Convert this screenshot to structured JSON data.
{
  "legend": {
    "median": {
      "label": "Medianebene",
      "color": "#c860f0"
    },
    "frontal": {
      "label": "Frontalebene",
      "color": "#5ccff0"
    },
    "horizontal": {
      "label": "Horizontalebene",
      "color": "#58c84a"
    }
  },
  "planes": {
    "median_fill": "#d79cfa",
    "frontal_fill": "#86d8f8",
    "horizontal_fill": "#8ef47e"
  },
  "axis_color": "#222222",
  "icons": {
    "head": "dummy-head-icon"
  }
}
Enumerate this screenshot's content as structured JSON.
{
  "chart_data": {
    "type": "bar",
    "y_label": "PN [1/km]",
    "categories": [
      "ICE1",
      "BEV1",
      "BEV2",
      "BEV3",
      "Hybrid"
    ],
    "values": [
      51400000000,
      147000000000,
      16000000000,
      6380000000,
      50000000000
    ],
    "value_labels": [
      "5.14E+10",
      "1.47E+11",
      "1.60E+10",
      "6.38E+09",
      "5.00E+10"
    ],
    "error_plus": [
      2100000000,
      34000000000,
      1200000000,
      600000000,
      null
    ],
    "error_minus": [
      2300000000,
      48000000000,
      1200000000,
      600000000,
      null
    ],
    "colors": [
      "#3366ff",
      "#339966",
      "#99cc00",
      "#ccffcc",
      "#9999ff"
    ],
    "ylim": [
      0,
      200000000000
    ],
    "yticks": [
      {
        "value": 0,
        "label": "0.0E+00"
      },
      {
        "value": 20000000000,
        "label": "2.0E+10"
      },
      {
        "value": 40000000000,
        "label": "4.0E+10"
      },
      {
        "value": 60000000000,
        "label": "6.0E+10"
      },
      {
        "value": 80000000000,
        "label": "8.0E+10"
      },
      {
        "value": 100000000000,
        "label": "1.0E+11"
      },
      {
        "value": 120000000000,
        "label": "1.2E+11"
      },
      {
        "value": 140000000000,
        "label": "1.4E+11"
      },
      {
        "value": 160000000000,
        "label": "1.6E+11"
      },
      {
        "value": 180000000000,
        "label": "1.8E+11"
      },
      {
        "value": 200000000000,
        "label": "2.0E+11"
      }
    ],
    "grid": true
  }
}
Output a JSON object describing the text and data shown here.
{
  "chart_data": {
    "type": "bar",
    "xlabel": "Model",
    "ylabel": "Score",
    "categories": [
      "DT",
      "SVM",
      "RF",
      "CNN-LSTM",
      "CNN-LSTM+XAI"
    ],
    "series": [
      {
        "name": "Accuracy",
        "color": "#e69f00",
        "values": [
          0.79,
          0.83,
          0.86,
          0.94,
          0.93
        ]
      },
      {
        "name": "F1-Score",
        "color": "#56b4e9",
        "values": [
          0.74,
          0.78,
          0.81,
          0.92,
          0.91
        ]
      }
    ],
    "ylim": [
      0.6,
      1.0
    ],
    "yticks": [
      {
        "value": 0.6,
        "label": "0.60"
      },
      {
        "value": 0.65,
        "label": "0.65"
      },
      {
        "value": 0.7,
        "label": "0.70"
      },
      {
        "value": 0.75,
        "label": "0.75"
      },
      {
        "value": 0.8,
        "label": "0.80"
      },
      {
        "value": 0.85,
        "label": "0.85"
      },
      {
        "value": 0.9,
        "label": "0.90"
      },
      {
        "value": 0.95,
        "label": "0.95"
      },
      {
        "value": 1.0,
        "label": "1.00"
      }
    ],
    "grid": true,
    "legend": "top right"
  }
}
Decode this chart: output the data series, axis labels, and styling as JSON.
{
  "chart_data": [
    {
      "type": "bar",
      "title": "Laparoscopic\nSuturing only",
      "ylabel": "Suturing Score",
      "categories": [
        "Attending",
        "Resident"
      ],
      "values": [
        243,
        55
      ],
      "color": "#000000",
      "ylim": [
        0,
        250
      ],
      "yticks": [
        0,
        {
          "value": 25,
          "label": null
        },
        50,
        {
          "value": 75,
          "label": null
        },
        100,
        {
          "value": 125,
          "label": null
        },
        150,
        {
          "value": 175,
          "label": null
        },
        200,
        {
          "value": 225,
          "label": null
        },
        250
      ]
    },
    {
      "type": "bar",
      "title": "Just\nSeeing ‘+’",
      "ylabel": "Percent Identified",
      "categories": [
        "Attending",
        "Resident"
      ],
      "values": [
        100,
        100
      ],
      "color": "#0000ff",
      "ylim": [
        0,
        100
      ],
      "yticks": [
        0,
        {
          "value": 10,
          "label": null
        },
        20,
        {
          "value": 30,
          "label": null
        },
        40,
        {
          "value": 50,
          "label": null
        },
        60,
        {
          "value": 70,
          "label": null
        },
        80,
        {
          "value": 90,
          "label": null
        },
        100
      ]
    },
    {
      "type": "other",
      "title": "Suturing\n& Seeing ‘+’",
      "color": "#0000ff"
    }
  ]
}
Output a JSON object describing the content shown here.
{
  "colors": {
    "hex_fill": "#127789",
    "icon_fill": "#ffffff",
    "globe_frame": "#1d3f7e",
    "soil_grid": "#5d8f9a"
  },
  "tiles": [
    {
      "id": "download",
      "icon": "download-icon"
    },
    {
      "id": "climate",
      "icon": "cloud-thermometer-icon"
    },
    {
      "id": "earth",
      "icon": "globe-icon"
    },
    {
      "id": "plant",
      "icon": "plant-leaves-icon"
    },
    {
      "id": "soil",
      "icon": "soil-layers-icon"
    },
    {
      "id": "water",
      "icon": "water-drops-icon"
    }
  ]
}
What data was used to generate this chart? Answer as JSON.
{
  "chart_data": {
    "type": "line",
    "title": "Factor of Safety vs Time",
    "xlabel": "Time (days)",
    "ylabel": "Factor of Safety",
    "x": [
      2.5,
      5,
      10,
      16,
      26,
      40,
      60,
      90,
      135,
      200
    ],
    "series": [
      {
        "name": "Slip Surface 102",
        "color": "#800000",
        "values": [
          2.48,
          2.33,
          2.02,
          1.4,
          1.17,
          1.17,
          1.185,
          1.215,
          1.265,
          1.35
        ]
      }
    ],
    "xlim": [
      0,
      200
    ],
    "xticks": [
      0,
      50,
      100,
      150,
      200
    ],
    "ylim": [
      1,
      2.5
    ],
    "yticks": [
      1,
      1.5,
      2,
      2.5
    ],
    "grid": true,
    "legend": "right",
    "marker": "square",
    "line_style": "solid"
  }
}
+++
**What the task asks**
Repeat the data precisely, reproducing every entry.

**Task result**
Convert this screenshot to structured JSON data.
{
  "legend": {
    "median": {
      "label": "Medianebene",
      "color": "#c860f0"
    },
    "frontal": {
      "label": "Frontalebene",
      "color": "#5ccff0"
    },
    "horizontal": {
      "label": "Horizontalebene",
      "color": "#58c84a"
    }
  },
  "planes": {
    "median_fill": "#d79cfa",
    "frontal_fill": "#86d8f8",
    "horizontal_fill": "#8ef47e"
  },
  "axis_color": "#222222",
  "icons": {
    "head": "dummy-head-icon"
  }
}
Enumerate this screenshot's content as structured JSON.
{
  "chart_data": {
    "type": "bar",
    "y_label": "PN [1/km]",
    "categories": [
      "ICE1",
      "BEV1",
      "BEV2",
      "BEV3",
      "Hybrid"
    ],
    "values": [
      51400000000,
      147000000000,
      16000000000,
      6380000000,
      50000000000
    ],
    "value_labels": [
      "5.14E+10",
      "1.47E+11",
      "1.60E+10",
      "6.38E+09",
      "5.00E+10"
    ],
    "error_plus": [
      2100000000,
      34000000000,
      1200000000,
      600000000,
      null
    ],
    "error_minus": [
      2300000000,
      48000000000,
      1200000000,
      600000000,
      null
    ],
    "colors": [
      "#3366ff",
      "#339966",
      "#99cc00",
      "#ccffcc",
      "#9999ff"
    ],
    "ylim": [
      0,
      200000000000
    ],
    "yticks": [
      {
        "value": 0,
        "label": "0.0E+00"
      },
      {
        "value": 20000000000,
        "label": "2.0E+10"
      },
      {
        "value": 40000000000,
        "label": "4.0E+10"
      },
      {
        "value": 60000000000,
        "label": "6.0E+10"
      },
      {
        "value": 80000000000,
        "label": "8.0E+10"
      },
      {
        "value": 100000000000,
        "label": "1.0E+11"
      },
      {
        "value": 120000000000,
        "label": "1.2E+11"
      },
      {
        "value": 140000000000,
        "label": "1.4E+11"
      },
      {
        "value": 160000000000,
        "label": "1.6E+11"
      },
      {
        "value": 180000000000,
        "label": "1.8E+11"
      },
      {
        "value": 200000000000,
        "label": "2.0E+11"
      }
    ],
    "grid": true
  }
}
Output a JSON object describing the text and data shown here.
{
  "chart_data": {
    "type": "bar",
    "xlabel": "Model",
    "ylabel": "Score",
    "categories": [
      "DT",
      "SVM",
      "RF",
      "CNN-LSTM",
      "CNN-LSTM+XAI"
    ],
    "series": [
      {
        "name": "Accuracy",
        "color": "#e69f00",
        "values": [
          0.79,
          0.83,
          0.86,
          0.94,
          0.93
        ]
      },
      {
        "name": "F1-Score",
        "color": "#56b4e9",
        "values": [
          0.74,
          0.78,
          0.81,
          0.92,
          0.91
        ]
      }
    ],
    "ylim": [
      0.6,
      1.0
    ],
    "yticks": [
      {
        "value": 0.6,
        "label": "0.60"
      },
      {
        "value": 0.65,
        "label": "0.65"
      },
      {
        "value": 0.7,
        "label": "0.70"
      },
      {
        "value": 0.75,
        "label": "0.75"
      },
      {
        "value": 0.8,
        "label": "0.80"
      },
      {
        "value": 0.85,
        "label": "0.85"
      },
      {
        "value": 0.9,
        "label": "0.90"
      },
      {
        "value": 0.95,
        "label": "0.95"
      },
      {
        "value": 1.0,
        "label": "1.00"
      }
    ],
    "grid": true,
    "legend": "top right"
  }
}
Decode this chart: output the data series, axis labels, and styling as JSON.
{
  "chart_data": [
    {
      "type": "bar",
      "title": "Laparoscopic\nSuturing only",
      "ylabel": "Suturing Score",
      "categories": [
        "Attending",
        "Resident"
      ],
      "values": [
        243,
        55
      ],
      "color": "#000000",
      "ylim": [
        0,
        250
      ],
      "yticks": [
        0,
        {
          "value": 25,
          "label": null
        },
        50,
        {
          "value": 75,
          "label": null
        },
        100,
        {
          "value": 125,
          "label": null
        },
        150,
        {
          "value": 175,
          "label": null
        },
        200,
        {
          "value": 225,
          "label": null
        },
        250
      ]
    },
    {
      "type": "bar",
      "title": "Just\nSeeing ‘+’",
      "ylabel": "Percent Identified",
      "categories": [
        "Attending",
        "Resident"
      ],
      "values": [
        100,
        100
      ],
      "color": "#0000ff",
      "ylim": [
        0,
        100
      ],
      "yticks": [
        0,
        {
          "value": 10,
          "label": null
        },
        20,
        {
          "value": 30,
          "label": null
        },
        40,
        {
          "value": 50,
          "label": null
        },
        60,
        {
          "value": 70,
          "label": null
        },
        80,
        {
          "value": 90,
          "label": null
        },
        100
      ]
    },
    {
      "type": "other",
      "title": "Suturing\n& Seeing ‘+’",
      "color": "#0000ff"
    }
  ]
}
Output a JSON object describing the content shown here.
{
  "colors": {
    "hex_fill": "#127789",
    "icon_fill": "#ffffff",
    "globe_frame": "#1d3f7e",
    "soil_grid": "#5d8f9a"
  },
  "tiles": [
    {
      "id": "download",
      "icon": "download-icon"
    },
    {
      "id": "climate",
      "icon": "cloud-thermometer-icon"
    },
    {
      "id": "earth",
      "icon": "globe-icon"
    },
    {
      "id": "plant",
      "icon": "plant-leaves-icon"
    },
    {
      "id": "soil",
      "icon": "soil-layers-icon"
    },
    {
      "id": "water",
      "icon": "water-drops-icon"
    }
  ]
}
What data was used to generate this chart? Answer as JSON.
{
  "chart_data": {
    "type": "line",
    "title": "Factor of Safety vs Time",
    "xlabel": "Time (days)",
    "ylabel": "Factor of Safety",
    "x": [
      2.5,
      5,
      10,
      16,
      26,
      40,
      60,
      90,
      135,
      200
    ],
    "series": [
      {
        "name": "Slip Surface 102",
        "color": "#800000",
        "values": [
          2.48,
          2.33,
          2.02,
          1.4,
          1.17,
          1.17,
          1.185,
          1.215,
          1.265,
          1.35
        ]
      }
    ],
    "xlim": [
      0,
      200
    ],
    "xticks": [
      0,
      50,
      100,
      150,
      200
    ],
    "ylim": [
      1,
      2.5
    ],
    "yticks": [
      1,
      1.5,
      2,
      2.5
    ],
    "grid": true,
    "legend": "right",
    "marker": "square",
    "line_style": "solid"
  }
}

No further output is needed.